Take every line where the string "this" appears and copy it.

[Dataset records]
──────

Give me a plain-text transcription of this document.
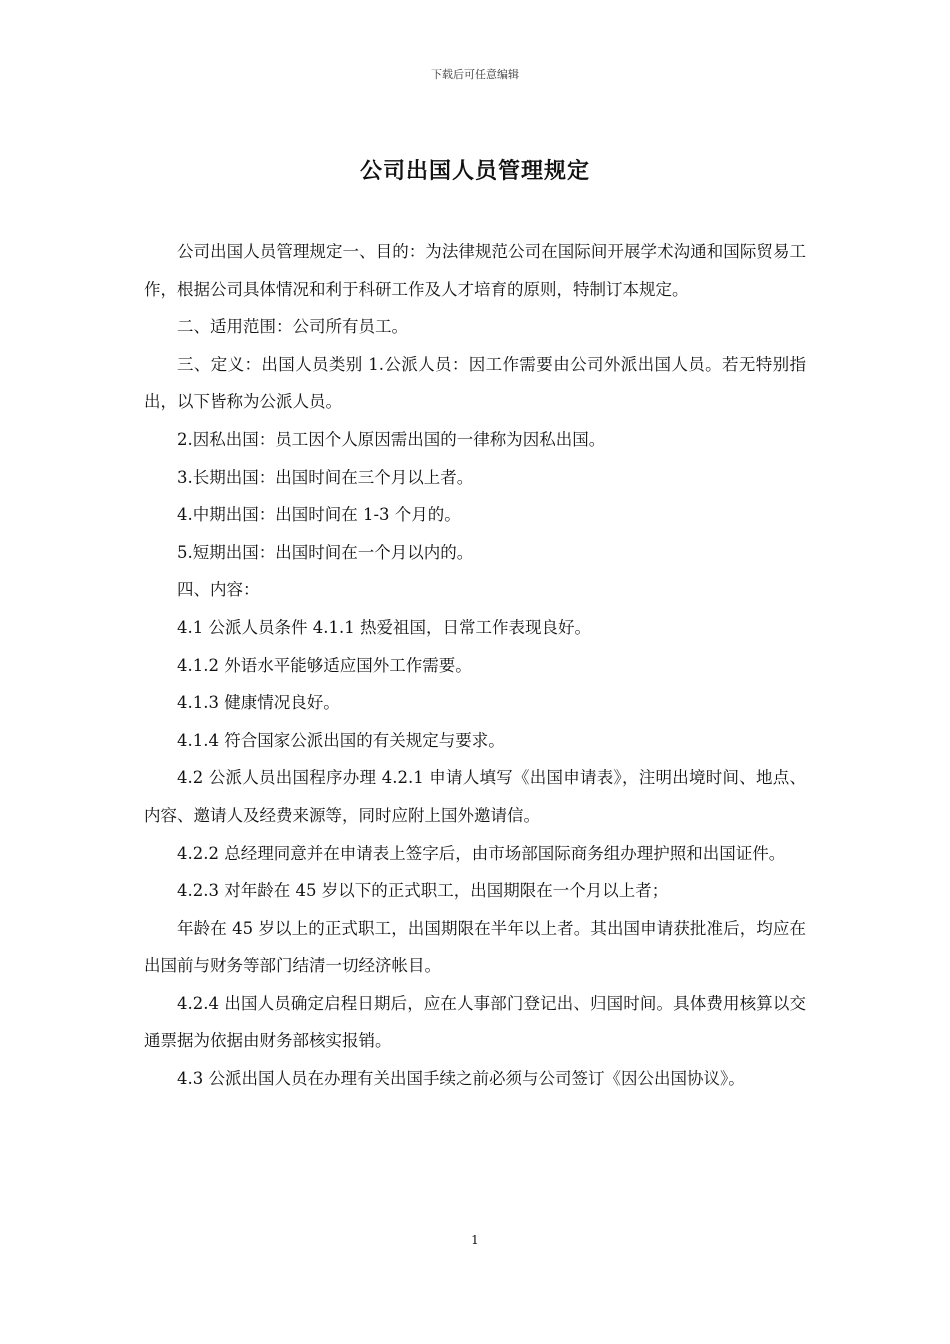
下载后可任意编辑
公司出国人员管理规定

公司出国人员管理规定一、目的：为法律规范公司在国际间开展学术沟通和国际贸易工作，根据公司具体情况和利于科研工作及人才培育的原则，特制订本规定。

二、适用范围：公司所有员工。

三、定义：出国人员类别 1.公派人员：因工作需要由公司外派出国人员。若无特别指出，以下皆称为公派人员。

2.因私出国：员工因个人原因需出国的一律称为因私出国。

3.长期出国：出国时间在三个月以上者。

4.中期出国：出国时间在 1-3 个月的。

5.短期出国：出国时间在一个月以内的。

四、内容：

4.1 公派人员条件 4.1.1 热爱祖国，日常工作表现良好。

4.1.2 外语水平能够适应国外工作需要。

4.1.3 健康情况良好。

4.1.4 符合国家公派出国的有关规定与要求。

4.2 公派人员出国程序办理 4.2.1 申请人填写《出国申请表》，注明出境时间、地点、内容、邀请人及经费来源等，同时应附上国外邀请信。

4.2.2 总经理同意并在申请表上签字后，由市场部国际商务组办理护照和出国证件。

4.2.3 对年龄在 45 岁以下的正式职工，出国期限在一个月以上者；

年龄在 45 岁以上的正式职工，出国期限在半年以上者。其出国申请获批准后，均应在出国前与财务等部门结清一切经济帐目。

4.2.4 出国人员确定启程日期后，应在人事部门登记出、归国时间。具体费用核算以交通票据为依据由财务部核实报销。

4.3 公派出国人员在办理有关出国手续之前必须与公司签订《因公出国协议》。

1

──────

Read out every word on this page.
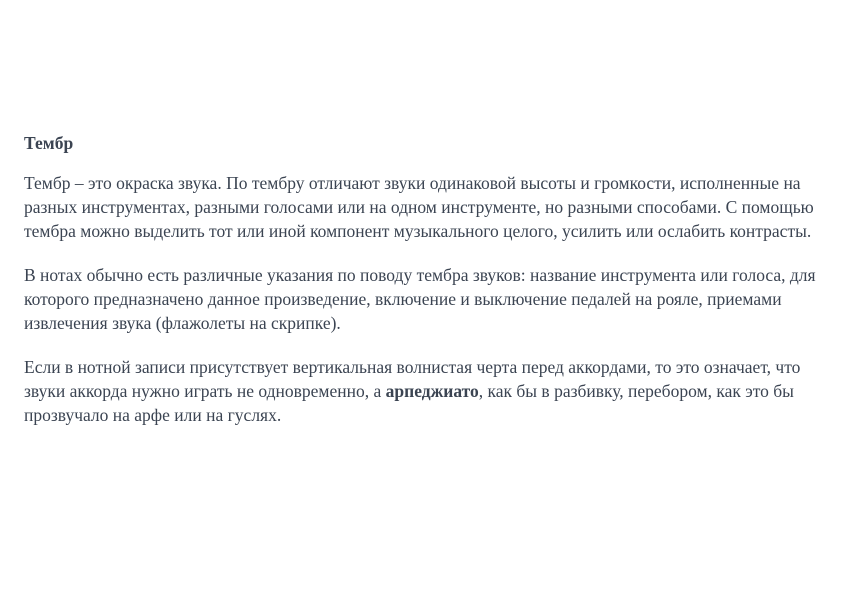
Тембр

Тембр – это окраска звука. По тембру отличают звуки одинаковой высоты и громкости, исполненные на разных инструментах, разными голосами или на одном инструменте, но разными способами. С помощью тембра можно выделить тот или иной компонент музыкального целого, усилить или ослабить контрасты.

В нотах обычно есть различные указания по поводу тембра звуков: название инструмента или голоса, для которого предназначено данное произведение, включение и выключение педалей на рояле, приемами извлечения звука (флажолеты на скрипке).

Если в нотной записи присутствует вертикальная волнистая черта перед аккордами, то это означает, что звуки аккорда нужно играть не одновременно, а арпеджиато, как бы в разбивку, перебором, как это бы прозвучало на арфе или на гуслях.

──────

* COMPLETE ANSWER
Give me a plain-text transcription of this document.
Read out every word on this page.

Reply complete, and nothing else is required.